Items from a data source
·····
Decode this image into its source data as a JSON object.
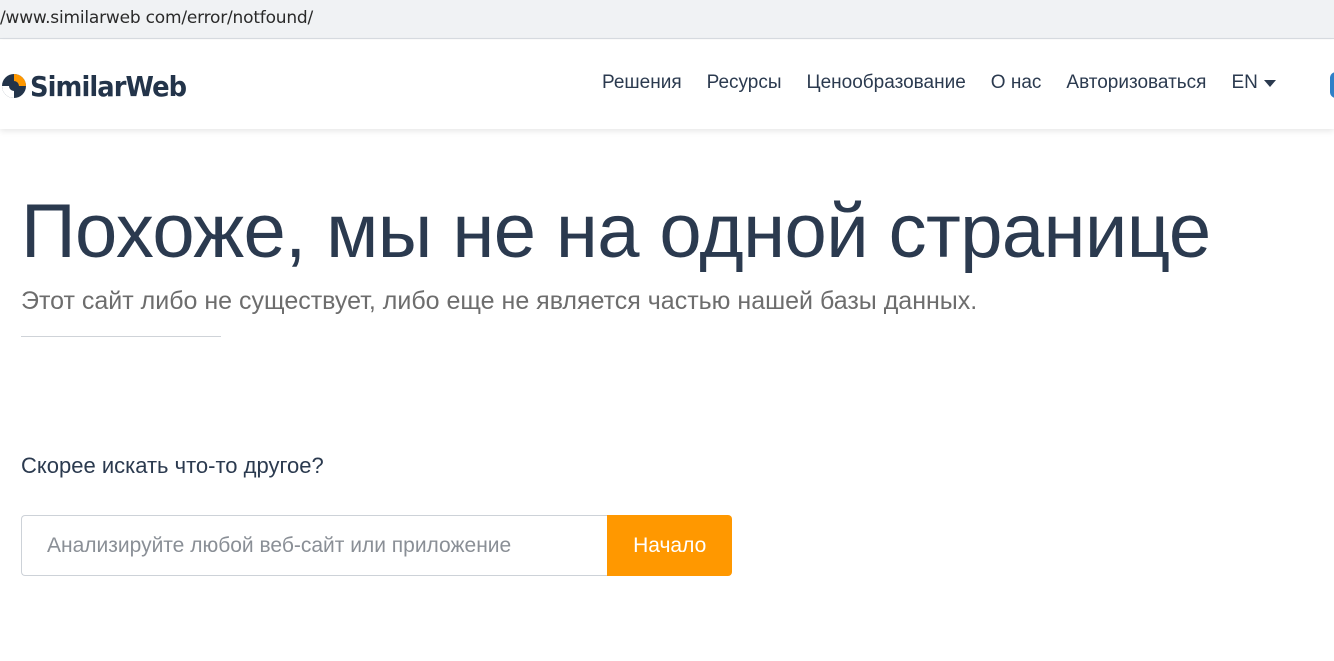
{
  "browser": {
    "url": "/www.similarweb com/error/notfound/"
  },
  "header": {
    "logo_text": "SimilarWeb",
    "nav": [
      {
        "label": "Решения"
      },
      {
        "label": "Ресурсы"
      },
      {
        "label": "Ценообразование"
      },
      {
        "label": "О нас"
      },
      {
        "label": "Авторизоваться"
      }
    ],
    "language": "EN"
  },
  "main": {
    "title": "Похоже, мы не на одной странице",
    "subtitle": "Этот сайт либо не существует, либо еще не является частью нашей базы данных.",
    "search": {
      "label": "Скорее искать что-то другое?",
      "placeholder": "Анализируйте любой веб-сайт или приложение",
      "value": "",
      "button_label": "Начало"
    }
  },
  "colors": {
    "brand_dark": "#23344a",
    "accent_orange": "#ff9800",
    "text_primary": "#2b3a4f",
    "text_muted": "#6d6d6d"
  },
  "icons": {
    "logo": "similarweb-logo-icon",
    "language_caret": "chevron-down-icon"
  }
}
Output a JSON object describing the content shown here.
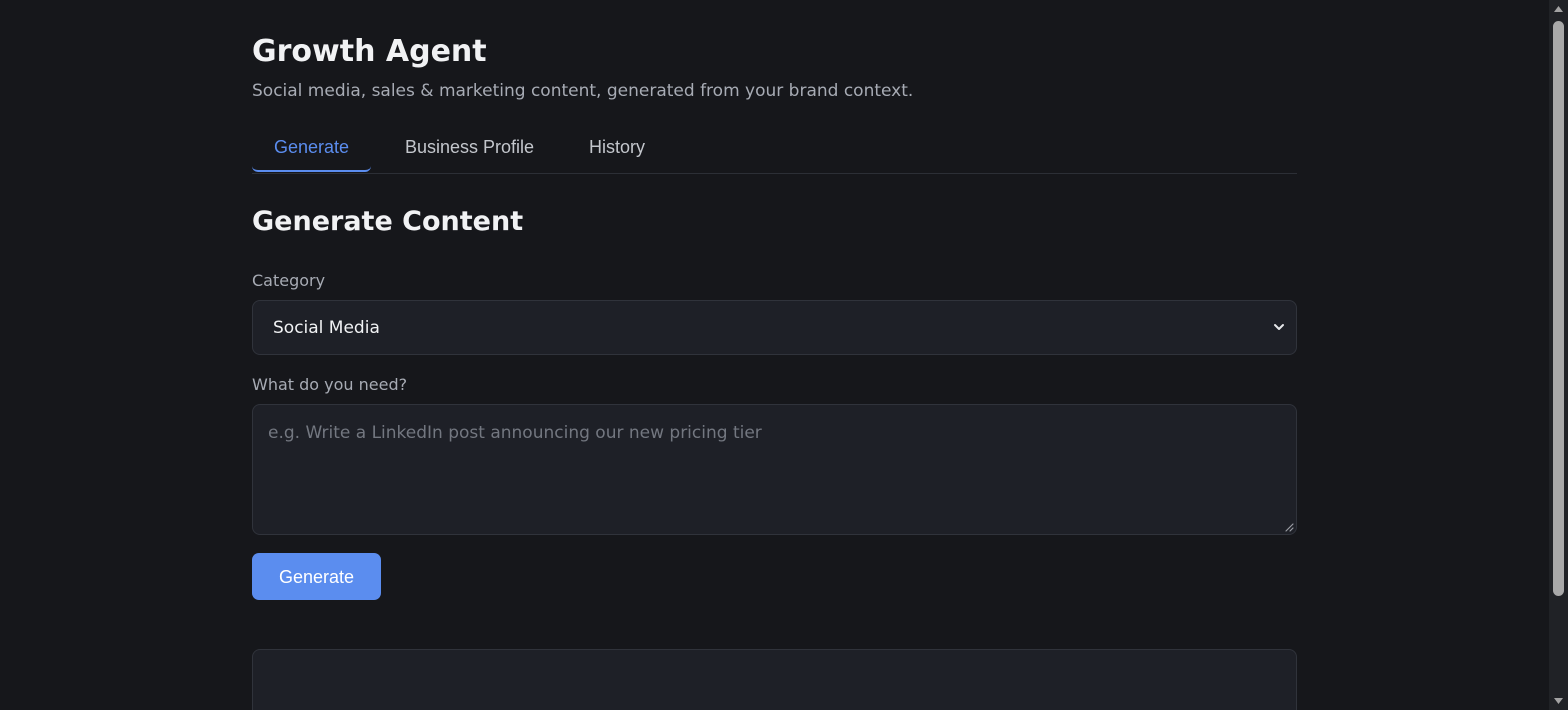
{
  "header": {
    "title": "Growth Agent",
    "subtitle": "Social media, sales & marketing content, generated from your brand context."
  },
  "tabs": [
    {
      "label": "Generate",
      "active": true
    },
    {
      "label": "Business Profile",
      "active": false
    },
    {
      "label": "History",
      "active": false
    }
  ],
  "form": {
    "section_title": "Generate Content",
    "category_label": "Category",
    "category_value": "Social Media",
    "need_label": "What do you need?",
    "need_placeholder": "e.g. Write a LinkedIn post announcing our new pricing tier",
    "generate_label": "Generate"
  },
  "icons": {
    "select": "chevron-down-icon",
    "textarea": "resize-handle-icon"
  },
  "colors": {
    "background": "#16171b",
    "surface": "#1e2027",
    "accent": "#5b8def",
    "muted_text": "#a7abb4"
  }
}
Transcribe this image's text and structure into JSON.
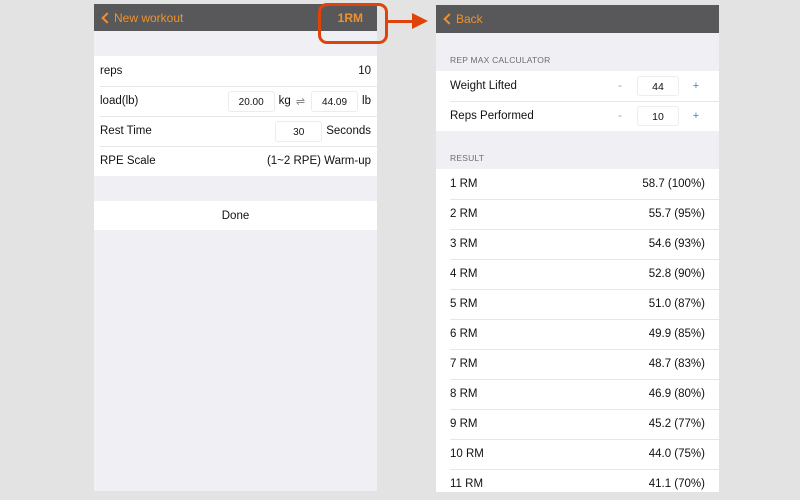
{
  "left": {
    "nav": {
      "back_label": "New workout",
      "right_label": "1RM"
    },
    "rows": {
      "reps": {
        "label": "reps",
        "value": "10"
      },
      "load": {
        "label": "load(lb)",
        "kg_value": "20.00",
        "kg_unit": "kg",
        "swap_glyph": "⇌",
        "lb_value": "44.09",
        "lb_unit": "lb"
      },
      "rest": {
        "label": "Rest Time",
        "value": "30",
        "unit": "Seconds"
      },
      "rpe": {
        "label": "RPE Scale",
        "value": "(1~2 RPE) Warm-up"
      }
    },
    "done_label": "Done"
  },
  "right": {
    "nav": {
      "back_label": "Back"
    },
    "calculator": {
      "header": "REP MAX CALCULATOR",
      "weight": {
        "label": "Weight Lifted",
        "value": "44",
        "minus": "-",
        "plus": "+"
      },
      "reps": {
        "label": "Reps Performed",
        "value": "10",
        "minus": "-",
        "plus": "+"
      }
    },
    "result": {
      "header": "RESULT",
      "rows": [
        {
          "label": "1 RM",
          "value": "58.7 (100%)"
        },
        {
          "label": "2 RM",
          "value": "55.7 (95%)"
        },
        {
          "label": "3 RM",
          "value": "54.6 (93%)"
        },
        {
          "label": "4 RM",
          "value": "52.8 (90%)"
        },
        {
          "label": "5 RM",
          "value": "51.0 (87%)"
        },
        {
          "label": "6 RM",
          "value": "49.9 (85%)"
        },
        {
          "label": "7 RM",
          "value": "48.7 (83%)"
        },
        {
          "label": "8 RM",
          "value": "46.9 (80%)"
        },
        {
          "label": "9 RM",
          "value": "45.2 (77%)"
        },
        {
          "label": "10 RM",
          "value": "44.0 (75%)"
        },
        {
          "label": "11 RM",
          "value": "41.1 (70%)"
        }
      ]
    }
  },
  "colors": {
    "accent": "#f0922b",
    "navbar": "#58585a",
    "annotation": "#e0430a",
    "stepper_plus": "#3a7fd5"
  }
}
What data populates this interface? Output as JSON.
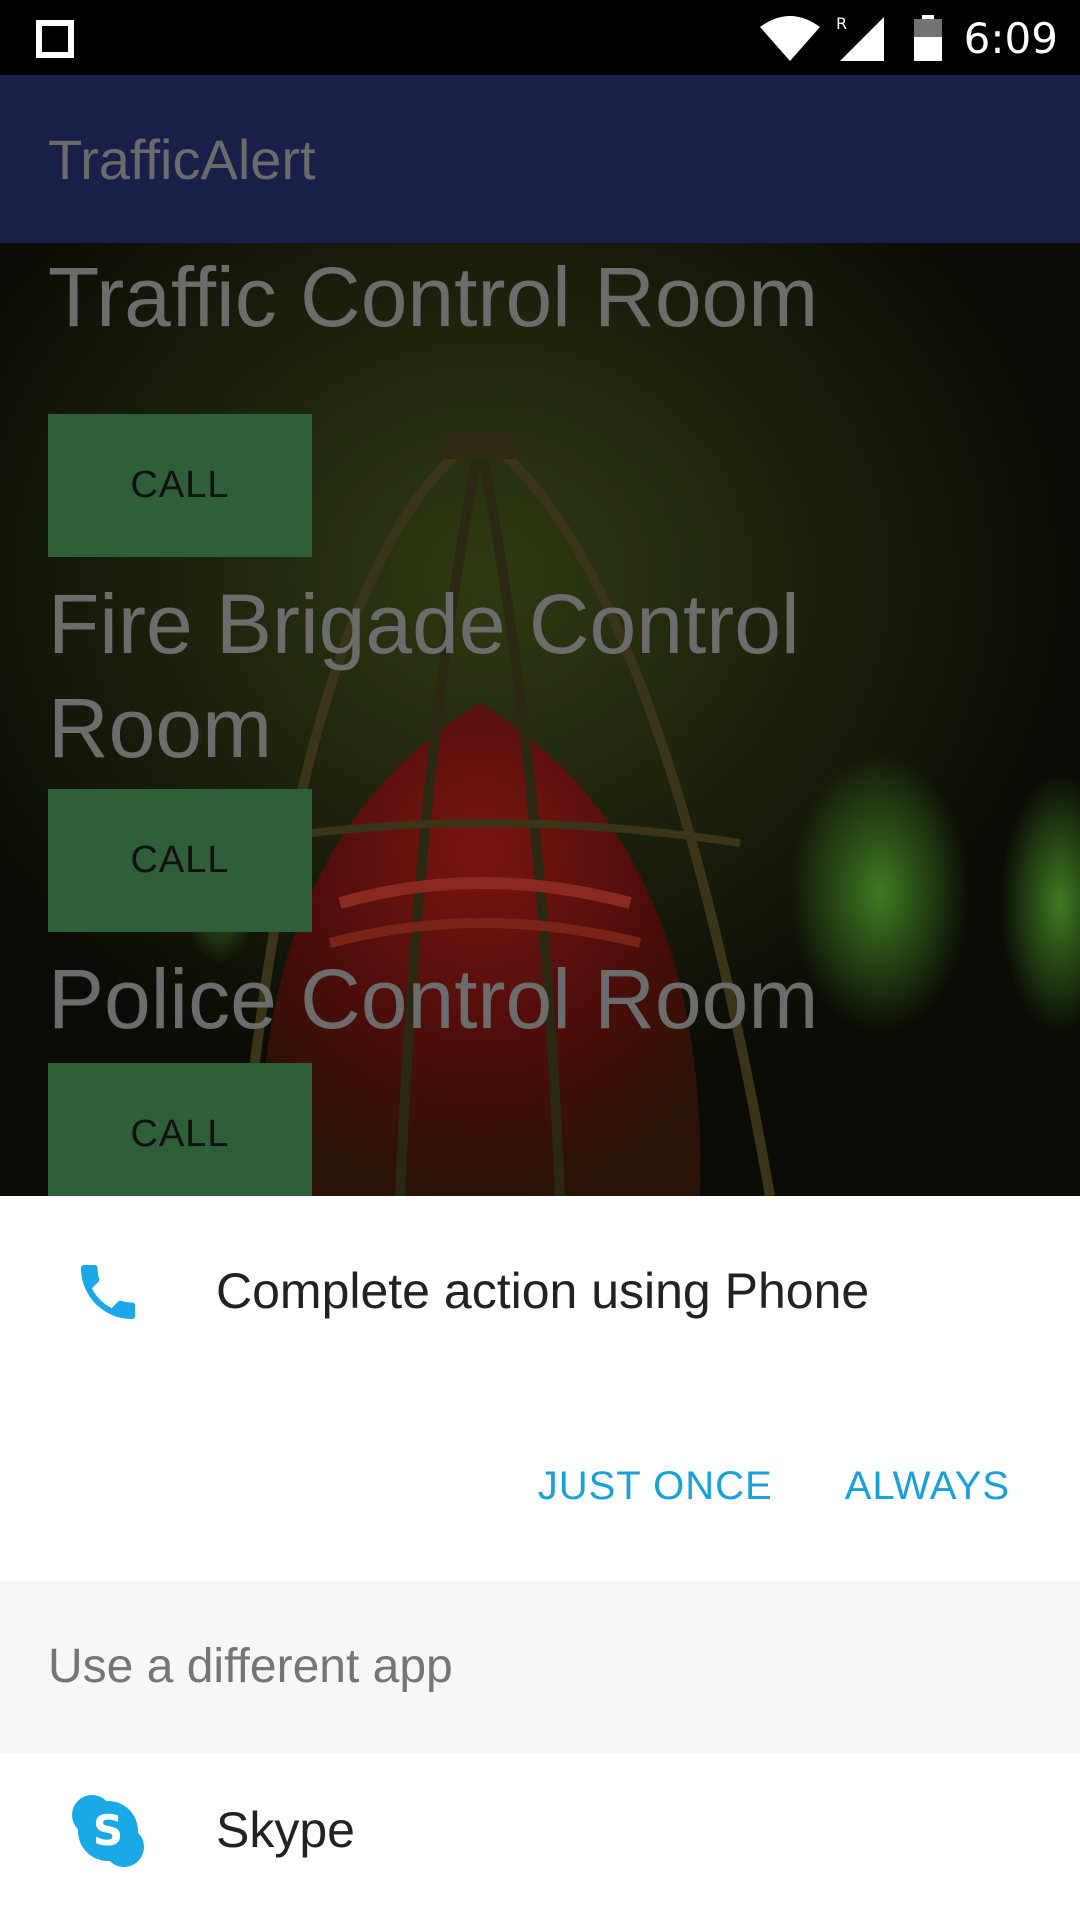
{
  "status_bar": {
    "time": "6:09",
    "roaming_indicator": "R",
    "icons": [
      "square-icon",
      "wifi-icon",
      "signal-icon",
      "battery-icon"
    ]
  },
  "app_bar": {
    "title": "TrafficAlert"
  },
  "rooms": [
    {
      "title": "Traffic Control Room",
      "call_label": "CALL"
    },
    {
      "title": "Fire Brigade Control Room",
      "call_label": "CALL"
    },
    {
      "title": "Police Control Room",
      "call_label": "CALL"
    }
  ],
  "chooser": {
    "title": "Complete action using Phone",
    "just_once_label": "JUST ONCE",
    "always_label": "ALWAYS",
    "alt_label": "Use a different app",
    "apps": [
      {
        "name": "Skype",
        "icon": "skype-icon"
      }
    ]
  },
  "colors": {
    "app_bar": "#1a1f4a",
    "call_button": "#2f5f39",
    "accent": "#1aa1d6",
    "skype": "#1ba8e6"
  }
}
·····
__TASK DETAILS__:
Filter for "header". Return all lines that hold it.

__RESPONSE TO THIS EXERCISE__:
  "header": {
  "header": {
      "header": "REP MAX CALCULATOR",
      "header": "RESULT",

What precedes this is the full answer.